=== To do ===
Find every line in the records below that holds the word "time" and copy it.
Start of Material provided
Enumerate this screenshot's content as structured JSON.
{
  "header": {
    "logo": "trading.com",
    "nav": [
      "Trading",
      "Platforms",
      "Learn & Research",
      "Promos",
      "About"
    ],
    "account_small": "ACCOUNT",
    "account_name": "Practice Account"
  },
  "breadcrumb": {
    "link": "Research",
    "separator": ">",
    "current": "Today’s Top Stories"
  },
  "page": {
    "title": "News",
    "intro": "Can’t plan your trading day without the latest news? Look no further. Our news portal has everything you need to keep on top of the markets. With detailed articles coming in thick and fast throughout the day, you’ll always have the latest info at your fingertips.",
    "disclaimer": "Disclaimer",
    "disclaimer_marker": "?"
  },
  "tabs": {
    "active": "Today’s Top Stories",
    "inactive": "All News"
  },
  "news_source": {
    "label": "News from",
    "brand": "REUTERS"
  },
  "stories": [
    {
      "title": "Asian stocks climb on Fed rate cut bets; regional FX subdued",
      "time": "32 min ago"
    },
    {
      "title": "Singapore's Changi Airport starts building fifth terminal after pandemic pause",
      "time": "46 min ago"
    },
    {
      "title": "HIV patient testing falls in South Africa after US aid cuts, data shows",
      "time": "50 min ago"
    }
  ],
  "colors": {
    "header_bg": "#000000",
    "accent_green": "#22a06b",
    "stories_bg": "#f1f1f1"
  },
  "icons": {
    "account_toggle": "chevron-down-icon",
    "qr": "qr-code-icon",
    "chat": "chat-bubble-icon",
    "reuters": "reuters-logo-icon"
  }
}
End of Material provided
=== Result for this task ===
      "time": "32 min ago"
      "time": "46 min ago"
      "time": "50 min ago"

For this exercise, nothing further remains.